··· Data provided ···

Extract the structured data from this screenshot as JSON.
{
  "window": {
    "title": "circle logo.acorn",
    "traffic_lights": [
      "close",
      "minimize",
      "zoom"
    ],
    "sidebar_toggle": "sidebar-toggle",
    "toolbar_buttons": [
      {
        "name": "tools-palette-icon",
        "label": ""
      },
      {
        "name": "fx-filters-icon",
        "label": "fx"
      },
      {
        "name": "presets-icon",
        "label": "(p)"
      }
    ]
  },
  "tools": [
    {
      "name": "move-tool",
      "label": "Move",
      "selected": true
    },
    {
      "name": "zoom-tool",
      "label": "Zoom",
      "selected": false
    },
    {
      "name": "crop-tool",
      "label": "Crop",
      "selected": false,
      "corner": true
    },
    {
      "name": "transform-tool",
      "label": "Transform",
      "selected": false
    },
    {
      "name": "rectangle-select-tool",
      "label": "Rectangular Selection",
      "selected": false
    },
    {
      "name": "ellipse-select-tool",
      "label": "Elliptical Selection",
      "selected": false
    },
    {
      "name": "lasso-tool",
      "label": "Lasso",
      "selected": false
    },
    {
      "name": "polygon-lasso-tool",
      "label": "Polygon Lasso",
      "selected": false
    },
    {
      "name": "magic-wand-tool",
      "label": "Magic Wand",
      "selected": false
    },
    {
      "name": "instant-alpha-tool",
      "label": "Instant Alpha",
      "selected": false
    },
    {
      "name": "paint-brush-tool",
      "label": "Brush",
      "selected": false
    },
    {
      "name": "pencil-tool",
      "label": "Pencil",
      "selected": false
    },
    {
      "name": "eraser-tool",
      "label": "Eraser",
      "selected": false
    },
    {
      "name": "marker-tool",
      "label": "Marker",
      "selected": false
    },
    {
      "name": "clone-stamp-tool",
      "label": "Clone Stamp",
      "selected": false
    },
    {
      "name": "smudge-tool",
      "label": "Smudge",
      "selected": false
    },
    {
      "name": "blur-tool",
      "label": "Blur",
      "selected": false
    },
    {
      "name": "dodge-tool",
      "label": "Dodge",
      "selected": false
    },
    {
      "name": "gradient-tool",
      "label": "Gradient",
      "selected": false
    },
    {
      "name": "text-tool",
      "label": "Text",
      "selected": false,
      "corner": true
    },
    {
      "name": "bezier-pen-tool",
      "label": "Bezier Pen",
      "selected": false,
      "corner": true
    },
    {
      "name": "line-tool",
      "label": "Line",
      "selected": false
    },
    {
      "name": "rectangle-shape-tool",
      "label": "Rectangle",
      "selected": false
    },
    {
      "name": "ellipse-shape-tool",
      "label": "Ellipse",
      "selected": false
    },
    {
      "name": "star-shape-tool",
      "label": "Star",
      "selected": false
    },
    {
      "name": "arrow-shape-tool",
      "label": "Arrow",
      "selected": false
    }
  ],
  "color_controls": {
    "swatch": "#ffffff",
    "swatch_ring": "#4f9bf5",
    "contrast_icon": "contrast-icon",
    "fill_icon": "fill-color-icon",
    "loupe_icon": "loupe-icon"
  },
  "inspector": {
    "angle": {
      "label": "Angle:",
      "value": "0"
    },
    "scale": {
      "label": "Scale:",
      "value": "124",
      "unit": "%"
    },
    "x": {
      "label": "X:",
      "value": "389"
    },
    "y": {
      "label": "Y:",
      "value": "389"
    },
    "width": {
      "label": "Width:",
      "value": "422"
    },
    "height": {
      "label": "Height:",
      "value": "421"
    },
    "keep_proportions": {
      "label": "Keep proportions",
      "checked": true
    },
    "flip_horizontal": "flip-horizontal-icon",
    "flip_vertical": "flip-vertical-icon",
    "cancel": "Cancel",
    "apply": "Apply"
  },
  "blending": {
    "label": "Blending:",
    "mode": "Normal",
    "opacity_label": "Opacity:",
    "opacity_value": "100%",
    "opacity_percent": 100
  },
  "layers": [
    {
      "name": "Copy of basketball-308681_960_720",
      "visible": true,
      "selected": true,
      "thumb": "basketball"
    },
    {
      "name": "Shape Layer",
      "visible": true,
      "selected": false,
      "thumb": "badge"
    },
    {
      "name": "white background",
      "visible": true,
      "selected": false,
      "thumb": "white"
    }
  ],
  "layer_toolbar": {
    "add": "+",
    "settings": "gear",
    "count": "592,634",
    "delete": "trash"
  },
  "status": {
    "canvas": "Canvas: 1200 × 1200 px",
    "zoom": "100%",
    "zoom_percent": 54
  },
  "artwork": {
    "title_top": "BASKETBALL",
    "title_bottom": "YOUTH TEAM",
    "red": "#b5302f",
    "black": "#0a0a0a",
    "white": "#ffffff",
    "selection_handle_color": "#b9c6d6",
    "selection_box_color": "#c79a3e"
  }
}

···

### What needs to be done
All of the data needs to be reproduced exactly, with no line missing.

### Output
Extract the structured data from this screenshot as JSON.
{
  "window": {
    "title": "circle logo.acorn",
    "traffic_lights": [
      "close",
      "minimize",
      "zoom"
    ],
    "sidebar_toggle": "sidebar-toggle",
    "toolbar_buttons": [
      {
        "name": "tools-palette-icon",
        "label": ""
      },
      {
        "name": "fx-filters-icon",
        "label": "fx"
      },
      {
        "name": "presets-icon",
        "label": "(p)"
      }
    ]
  },
  "tools": [
    {
      "name": "move-tool",
      "label": "Move",
      "selected": true
    },
    {
      "name": "zoom-tool",
      "label": "Zoom",
      "selected": false
    },
    {
      "name": "crop-tool",
      "label": "Crop",
      "selected": false,
      "corner": true
    },
    {
      "name": "transform-tool",
      "label": "Transform",
      "selected": false
    },
    {
      "name": "rectangle-select-tool",
      "label": "Rectangular Selection",
      "selected": false
    },
    {
      "name": "ellipse-select-tool",
      "label": "Elliptical Selection",
      "selected": false
    },
    {
      "name": "lasso-tool",
      "label": "Lasso",
      "selected": false
    },
    {
      "name": "polygon-lasso-tool",
      "label": "Polygon Lasso",
      "selected": false
    },
    {
      "name": "magic-wand-tool",
      "label": "Magic Wand",
      "selected": false
    },
    {
      "name": "instant-alpha-tool",
      "label": "Instant Alpha",
      "selected": false
    },
    {
      "name": "paint-brush-tool",
      "label": "Brush",
      "selected": false
    },
    {
      "name": "pencil-tool",
      "label": "Pencil",
      "selected": false
    },
    {
      "name": "eraser-tool",
      "label": "Eraser",
      "selected": false
    },
    {
      "name": "marker-tool",
      "label": "Marker",
      "selected": false
    },
    {
      "name": "clone-stamp-tool",
      "label": "Clone Stamp",
      "selected": false
    },
    {
      "name": "smudge-tool",
      "label": "Smudge",
      "selected": false
    },
    {
      "name": "blur-tool",
      "label": "Blur",
      "selected": false
    },
    {
      "name": "dodge-tool",
      "label": "Dodge",
      "selected": false
    },
    {
      "name": "gradient-tool",
      "label": "Gradient",
      "selected": false
    },
    {
      "name": "text-tool",
      "label": "Text",
      "selected": false,
      "corner": true
    },
    {
      "name": "bezier-pen-tool",
      "label": "Bezier Pen",
      "selected": false,
      "corner": true
    },
    {
      "name": "line-tool",
      "label": "Line",
      "selected": false
    },
    {
      "name": "rectangle-shape-tool",
      "label": "Rectangle",
      "selected": false
    },
    {
      "name": "ellipse-shape-tool",
      "label": "Ellipse",
      "selected": false
    },
    {
      "name": "star-shape-tool",
      "label": "Star",
      "selected": false
    },
    {
      "name": "arrow-shape-tool",
      "label": "Arrow",
      "selected": false
    }
  ],
  "color_controls": {
    "swatch": "#ffffff",
    "swatch_ring": "#4f9bf5",
    "contrast_icon": "contrast-icon",
    "fill_icon": "fill-color-icon",
    "loupe_icon": "loupe-icon"
  },
  "inspector": {
    "angle": {
      "label": "Angle:",
      "value": "0"
    },
    "scale": {
      "label": "Scale:",
      "value": "124",
      "unit": "%"
    },
    "x": {
      "label": "X:",
      "value": "389"
    },
    "y": {
      "label": "Y:",
      "value": "389"
    },
    "width": {
      "label": "Width:",
      "value": "422"
    },
    "height": {
      "label": "Height:",
      "value": "421"
    },
    "keep_proportions": {
      "label": "Keep proportions",
      "checked": true
    },
    "flip_horizontal": "flip-horizontal-icon",
    "flip_vertical": "flip-vertical-icon",
    "cancel": "Cancel",
    "apply": "Apply"
  },
  "blending": {
    "label": "Blending:",
    "mode": "Normal",
    "opacity_label": "Opacity:",
    "opacity_value": "100%",
    "opacity_percent": 100
  },
  "layers": [
    {
      "name": "Copy of basketball-308681_960_720",
      "visible": true,
      "selected": true,
      "thumb": "basketball"
    },
    {
      "name": "Shape Layer",
      "visible": true,
      "selected": false,
      "thumb": "badge"
    },
    {
      "name": "white background",
      "visible": true,
      "selected": false,
      "thumb": "white"
    }
  ],
  "layer_toolbar": {
    "add": "+",
    "settings": "gear",
    "count": "592,634",
    "delete": "trash"
  },
  "status": {
    "canvas": "Canvas: 1200 × 1200 px",
    "zoom": "100%",
    "zoom_percent": 54
  },
  "artwork": {
    "title_top": "BASKETBALL",
    "title_bottom": "YOUTH TEAM",
    "red": "#b5302f",
    "black": "#0a0a0a",
    "white": "#ffffff",
    "selection_handle_color": "#b9c6d6",
    "selection_box_color": "#c79a3e"
  }
}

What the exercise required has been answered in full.